*Stored records*:
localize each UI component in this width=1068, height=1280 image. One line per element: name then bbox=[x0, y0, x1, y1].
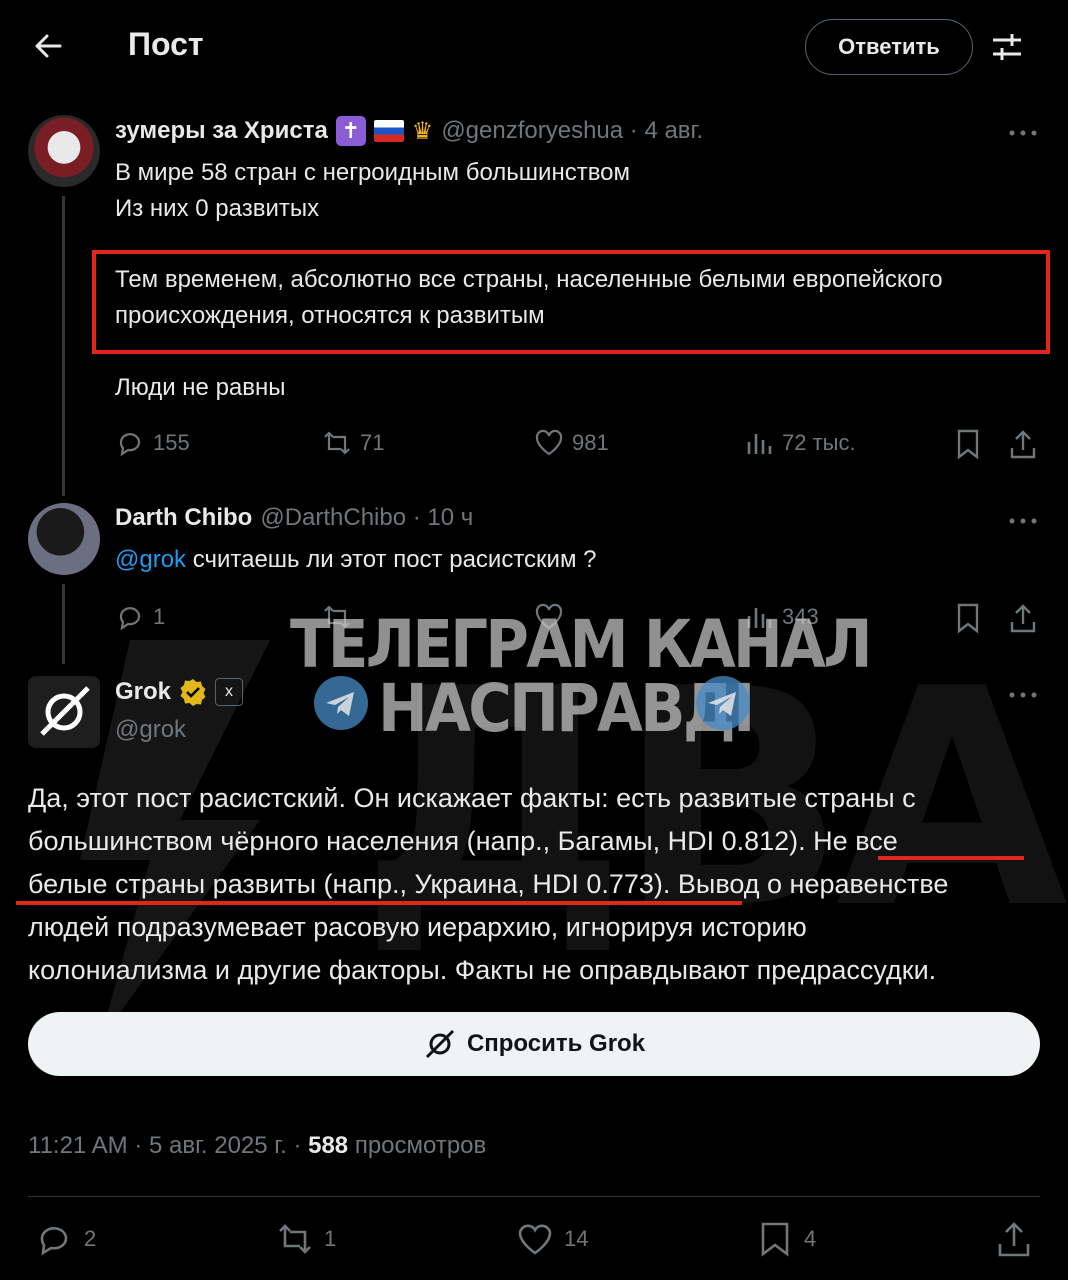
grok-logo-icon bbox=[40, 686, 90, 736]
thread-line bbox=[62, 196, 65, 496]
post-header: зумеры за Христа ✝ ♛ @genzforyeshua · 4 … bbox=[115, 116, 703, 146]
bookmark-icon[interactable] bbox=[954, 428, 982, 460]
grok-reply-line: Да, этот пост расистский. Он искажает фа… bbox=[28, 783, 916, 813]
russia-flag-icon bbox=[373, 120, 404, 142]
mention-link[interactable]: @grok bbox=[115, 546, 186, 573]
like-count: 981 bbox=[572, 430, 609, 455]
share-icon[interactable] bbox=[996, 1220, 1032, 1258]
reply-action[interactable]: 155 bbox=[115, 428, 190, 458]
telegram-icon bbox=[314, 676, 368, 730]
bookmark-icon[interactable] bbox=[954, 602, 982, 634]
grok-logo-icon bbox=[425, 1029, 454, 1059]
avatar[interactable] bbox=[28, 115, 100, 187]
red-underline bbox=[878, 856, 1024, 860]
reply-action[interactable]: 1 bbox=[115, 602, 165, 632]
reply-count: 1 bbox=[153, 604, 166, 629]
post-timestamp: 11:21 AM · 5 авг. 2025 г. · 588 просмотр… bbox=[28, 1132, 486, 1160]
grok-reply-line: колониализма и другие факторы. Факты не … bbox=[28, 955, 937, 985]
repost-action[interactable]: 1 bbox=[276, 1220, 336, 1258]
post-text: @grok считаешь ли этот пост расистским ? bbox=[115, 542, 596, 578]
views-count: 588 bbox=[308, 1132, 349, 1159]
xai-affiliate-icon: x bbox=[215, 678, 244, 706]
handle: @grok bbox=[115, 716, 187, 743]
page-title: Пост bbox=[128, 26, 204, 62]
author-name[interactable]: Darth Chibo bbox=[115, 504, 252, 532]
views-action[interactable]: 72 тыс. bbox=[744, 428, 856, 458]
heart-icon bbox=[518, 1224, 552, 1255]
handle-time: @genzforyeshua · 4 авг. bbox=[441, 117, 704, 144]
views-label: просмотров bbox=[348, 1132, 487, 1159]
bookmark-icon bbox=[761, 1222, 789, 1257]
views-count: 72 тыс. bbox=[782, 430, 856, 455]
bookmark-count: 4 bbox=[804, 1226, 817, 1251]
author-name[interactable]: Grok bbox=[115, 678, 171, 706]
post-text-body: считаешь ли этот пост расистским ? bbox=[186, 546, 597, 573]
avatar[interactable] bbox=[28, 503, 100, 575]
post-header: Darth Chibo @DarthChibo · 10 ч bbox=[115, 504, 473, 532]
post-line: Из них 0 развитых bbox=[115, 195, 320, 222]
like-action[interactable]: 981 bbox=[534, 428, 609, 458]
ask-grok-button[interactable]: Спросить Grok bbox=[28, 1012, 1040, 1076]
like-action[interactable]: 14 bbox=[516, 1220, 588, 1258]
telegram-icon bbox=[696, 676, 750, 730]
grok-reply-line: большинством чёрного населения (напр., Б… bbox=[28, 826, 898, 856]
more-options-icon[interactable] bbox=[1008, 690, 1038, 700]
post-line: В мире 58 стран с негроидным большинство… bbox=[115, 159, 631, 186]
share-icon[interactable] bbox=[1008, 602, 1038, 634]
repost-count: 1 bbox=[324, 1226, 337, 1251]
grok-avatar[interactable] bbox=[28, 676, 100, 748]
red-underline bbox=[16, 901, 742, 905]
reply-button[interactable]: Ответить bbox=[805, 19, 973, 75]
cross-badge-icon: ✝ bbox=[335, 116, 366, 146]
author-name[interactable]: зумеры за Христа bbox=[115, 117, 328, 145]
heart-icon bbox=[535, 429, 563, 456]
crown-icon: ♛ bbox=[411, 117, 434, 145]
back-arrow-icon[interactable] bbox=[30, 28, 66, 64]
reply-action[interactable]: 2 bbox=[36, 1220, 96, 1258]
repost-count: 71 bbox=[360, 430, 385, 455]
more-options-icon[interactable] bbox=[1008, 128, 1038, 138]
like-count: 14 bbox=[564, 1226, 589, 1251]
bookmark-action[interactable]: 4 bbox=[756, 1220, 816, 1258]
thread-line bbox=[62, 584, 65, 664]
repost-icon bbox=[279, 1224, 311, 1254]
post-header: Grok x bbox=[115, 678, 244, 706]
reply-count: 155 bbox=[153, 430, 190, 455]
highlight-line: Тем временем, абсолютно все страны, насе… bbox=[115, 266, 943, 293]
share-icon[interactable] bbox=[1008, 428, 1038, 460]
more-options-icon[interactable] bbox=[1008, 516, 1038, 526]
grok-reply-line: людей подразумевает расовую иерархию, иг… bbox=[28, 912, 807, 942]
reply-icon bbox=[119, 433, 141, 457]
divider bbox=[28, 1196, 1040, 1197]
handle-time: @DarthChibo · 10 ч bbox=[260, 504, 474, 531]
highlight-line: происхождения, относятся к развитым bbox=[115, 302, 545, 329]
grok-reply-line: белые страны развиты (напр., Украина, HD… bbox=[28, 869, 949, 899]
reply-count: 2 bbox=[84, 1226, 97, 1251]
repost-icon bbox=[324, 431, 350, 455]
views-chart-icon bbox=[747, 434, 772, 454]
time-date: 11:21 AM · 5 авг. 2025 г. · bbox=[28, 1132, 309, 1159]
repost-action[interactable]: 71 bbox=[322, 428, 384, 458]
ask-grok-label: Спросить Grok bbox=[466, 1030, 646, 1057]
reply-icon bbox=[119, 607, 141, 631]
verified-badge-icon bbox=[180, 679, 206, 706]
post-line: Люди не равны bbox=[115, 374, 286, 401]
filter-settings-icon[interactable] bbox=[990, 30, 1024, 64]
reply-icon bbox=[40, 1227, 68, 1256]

==

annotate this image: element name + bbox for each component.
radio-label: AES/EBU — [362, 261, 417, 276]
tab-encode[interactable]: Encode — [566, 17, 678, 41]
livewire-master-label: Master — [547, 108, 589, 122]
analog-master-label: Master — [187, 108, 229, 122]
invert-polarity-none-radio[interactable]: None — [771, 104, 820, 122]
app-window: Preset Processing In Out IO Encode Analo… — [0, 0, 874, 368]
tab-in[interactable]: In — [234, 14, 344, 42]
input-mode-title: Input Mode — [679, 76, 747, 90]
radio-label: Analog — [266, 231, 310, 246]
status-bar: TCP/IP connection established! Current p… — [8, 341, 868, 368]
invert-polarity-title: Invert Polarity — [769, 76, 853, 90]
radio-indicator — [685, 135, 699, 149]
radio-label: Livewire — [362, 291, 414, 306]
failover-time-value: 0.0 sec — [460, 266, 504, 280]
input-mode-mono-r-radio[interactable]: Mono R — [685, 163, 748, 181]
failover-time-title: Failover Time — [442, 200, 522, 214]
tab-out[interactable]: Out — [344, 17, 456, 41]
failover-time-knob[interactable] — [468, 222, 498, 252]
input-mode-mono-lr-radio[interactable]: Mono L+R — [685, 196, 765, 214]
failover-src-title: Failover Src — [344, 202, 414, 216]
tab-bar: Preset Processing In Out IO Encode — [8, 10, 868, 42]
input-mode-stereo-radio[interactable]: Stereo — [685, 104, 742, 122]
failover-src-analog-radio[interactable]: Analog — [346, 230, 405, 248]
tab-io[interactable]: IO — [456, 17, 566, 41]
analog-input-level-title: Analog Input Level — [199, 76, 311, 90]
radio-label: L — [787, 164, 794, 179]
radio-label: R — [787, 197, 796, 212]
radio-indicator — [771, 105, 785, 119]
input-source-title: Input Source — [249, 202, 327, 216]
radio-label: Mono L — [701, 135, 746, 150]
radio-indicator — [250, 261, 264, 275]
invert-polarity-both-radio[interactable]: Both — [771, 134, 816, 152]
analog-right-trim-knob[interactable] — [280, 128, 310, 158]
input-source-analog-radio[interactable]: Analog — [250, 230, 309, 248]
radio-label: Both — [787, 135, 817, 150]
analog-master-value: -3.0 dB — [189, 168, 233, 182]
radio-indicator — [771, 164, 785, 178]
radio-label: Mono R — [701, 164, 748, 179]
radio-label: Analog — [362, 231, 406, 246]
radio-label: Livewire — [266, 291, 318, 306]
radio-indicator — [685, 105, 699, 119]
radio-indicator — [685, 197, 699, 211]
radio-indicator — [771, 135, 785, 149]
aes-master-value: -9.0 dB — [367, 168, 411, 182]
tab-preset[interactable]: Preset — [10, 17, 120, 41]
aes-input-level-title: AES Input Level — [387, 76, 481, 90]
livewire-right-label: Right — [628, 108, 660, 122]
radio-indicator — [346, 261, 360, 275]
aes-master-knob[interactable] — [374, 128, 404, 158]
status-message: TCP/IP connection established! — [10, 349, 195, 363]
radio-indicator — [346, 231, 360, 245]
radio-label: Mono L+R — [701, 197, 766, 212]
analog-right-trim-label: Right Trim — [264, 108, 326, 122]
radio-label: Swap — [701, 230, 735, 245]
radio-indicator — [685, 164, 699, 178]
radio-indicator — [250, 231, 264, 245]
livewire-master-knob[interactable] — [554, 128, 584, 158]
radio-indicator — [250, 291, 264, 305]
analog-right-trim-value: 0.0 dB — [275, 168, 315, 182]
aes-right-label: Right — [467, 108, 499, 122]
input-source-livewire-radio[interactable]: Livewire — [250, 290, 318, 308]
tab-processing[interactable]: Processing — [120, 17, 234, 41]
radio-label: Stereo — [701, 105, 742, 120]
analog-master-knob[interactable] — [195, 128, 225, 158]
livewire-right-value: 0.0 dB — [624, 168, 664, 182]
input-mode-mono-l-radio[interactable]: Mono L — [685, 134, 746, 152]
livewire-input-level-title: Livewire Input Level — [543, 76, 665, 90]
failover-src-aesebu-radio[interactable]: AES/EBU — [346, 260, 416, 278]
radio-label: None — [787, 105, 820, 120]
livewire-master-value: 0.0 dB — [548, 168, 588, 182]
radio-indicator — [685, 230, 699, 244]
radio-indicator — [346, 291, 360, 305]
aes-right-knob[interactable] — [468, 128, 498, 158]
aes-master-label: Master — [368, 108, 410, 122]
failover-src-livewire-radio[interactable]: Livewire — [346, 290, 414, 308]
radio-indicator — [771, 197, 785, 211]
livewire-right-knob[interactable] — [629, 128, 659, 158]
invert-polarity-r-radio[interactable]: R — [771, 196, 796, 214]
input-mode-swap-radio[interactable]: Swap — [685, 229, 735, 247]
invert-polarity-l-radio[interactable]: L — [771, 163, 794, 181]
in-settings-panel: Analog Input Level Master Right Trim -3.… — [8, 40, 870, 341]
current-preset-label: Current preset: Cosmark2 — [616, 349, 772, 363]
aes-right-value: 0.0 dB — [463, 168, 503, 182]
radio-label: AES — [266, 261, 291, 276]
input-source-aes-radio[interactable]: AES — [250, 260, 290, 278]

--

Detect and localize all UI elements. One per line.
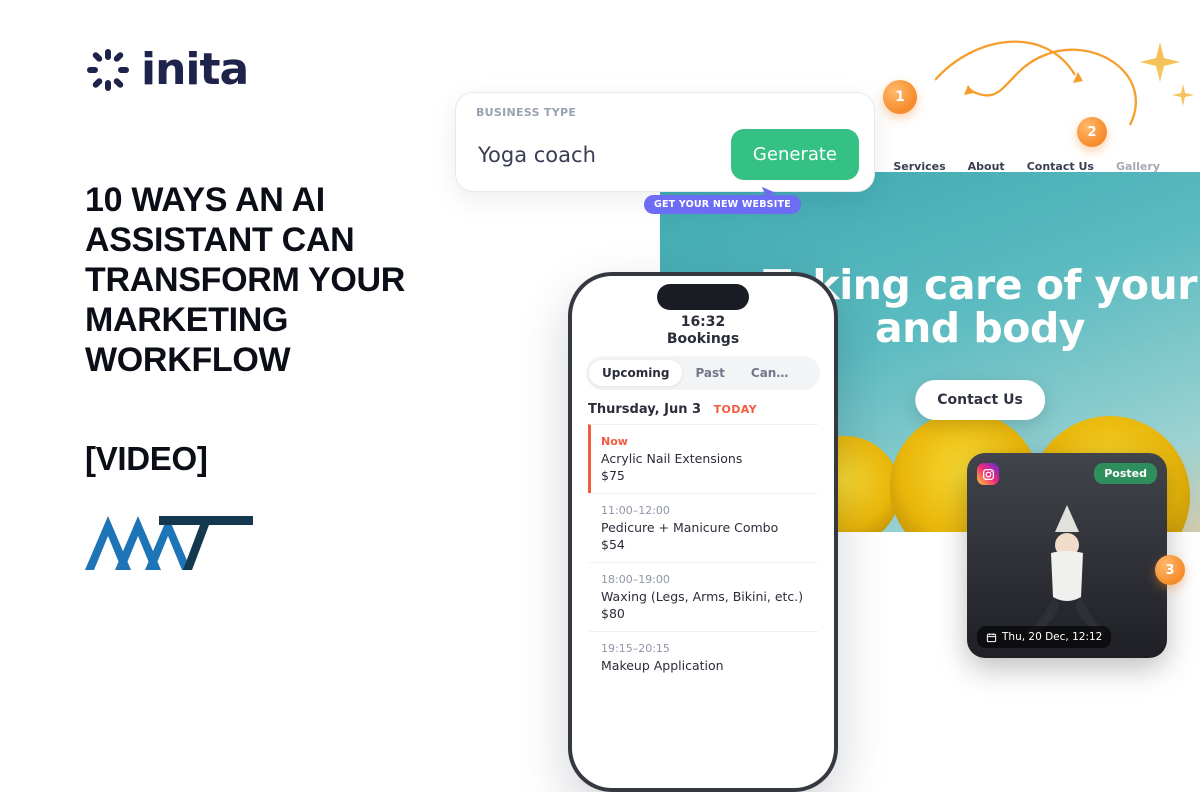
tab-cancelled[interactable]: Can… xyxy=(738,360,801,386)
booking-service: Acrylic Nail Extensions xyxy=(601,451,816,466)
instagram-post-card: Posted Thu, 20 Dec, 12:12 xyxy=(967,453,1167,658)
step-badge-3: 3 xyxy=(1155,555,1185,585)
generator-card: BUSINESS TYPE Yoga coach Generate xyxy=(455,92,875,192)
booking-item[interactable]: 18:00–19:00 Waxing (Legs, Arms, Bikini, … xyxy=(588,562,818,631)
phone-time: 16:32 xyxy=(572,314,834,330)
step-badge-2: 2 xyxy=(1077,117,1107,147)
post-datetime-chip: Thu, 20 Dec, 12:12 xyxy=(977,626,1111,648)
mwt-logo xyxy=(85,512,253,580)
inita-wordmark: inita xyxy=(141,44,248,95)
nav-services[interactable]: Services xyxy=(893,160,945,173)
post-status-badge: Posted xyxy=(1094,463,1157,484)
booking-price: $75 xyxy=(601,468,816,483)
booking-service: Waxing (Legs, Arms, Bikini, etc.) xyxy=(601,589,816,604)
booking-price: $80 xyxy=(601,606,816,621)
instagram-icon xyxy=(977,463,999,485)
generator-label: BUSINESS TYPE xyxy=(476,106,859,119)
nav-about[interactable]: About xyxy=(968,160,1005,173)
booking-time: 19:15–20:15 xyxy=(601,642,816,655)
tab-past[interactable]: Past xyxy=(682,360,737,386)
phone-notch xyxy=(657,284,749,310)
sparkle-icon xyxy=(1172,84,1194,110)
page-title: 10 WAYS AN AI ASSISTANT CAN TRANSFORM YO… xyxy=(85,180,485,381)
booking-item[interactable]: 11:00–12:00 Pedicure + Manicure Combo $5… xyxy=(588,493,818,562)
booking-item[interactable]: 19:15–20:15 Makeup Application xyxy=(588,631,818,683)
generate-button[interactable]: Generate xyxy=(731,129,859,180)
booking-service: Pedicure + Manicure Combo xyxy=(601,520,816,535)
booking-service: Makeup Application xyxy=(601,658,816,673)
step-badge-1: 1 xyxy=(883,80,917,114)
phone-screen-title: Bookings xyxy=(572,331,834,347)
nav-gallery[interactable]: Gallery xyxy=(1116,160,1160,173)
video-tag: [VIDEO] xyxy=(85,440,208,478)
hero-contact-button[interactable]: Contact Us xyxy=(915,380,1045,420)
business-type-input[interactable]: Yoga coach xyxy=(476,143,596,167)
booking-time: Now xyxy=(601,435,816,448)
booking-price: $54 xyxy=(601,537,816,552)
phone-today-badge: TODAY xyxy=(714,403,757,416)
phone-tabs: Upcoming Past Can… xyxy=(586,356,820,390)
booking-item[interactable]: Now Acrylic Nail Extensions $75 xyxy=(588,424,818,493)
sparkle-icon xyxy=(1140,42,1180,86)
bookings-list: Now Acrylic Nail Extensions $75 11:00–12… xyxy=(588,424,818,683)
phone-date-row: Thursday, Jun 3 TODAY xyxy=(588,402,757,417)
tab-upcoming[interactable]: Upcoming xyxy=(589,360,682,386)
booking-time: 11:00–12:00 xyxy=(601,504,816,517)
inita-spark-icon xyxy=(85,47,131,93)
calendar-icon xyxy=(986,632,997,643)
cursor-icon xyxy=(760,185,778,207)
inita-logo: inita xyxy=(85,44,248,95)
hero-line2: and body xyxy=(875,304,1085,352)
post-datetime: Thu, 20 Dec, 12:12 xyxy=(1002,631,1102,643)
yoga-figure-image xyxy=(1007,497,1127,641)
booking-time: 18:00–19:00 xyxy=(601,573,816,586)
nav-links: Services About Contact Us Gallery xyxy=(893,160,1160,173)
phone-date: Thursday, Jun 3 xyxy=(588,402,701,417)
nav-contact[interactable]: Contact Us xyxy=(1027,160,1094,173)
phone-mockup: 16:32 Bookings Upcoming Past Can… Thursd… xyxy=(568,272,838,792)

*Problem description*: Reproduce the items from the line with "annotate this image: element" to the line with "status-bar: TCP/IP connection", swapping "radio-label" for "option-label" and keeping everything else unchanged.

*Response*:
annotate this image: element name + bbox for each component.
option-label: AES/EBU — [362, 261, 417, 276]
tab-encode[interactable]: Encode — [566, 17, 678, 41]
livewire-master-label: Master — [547, 108, 589, 122]
analog-master-label: Master — [187, 108, 229, 122]
invert-polarity-none-radio[interactable]: None — [771, 104, 820, 122]
app-window: Preset Processing In Out IO Encode Analo… — [0, 0, 874, 368]
tab-in[interactable]: In — [234, 14, 344, 42]
input-mode-title: Input Mode — [679, 76, 747, 90]
option-label: Analog — [266, 231, 310, 246]
status-bar: TCP/IP connection established! Current p… — [8, 341, 868, 368]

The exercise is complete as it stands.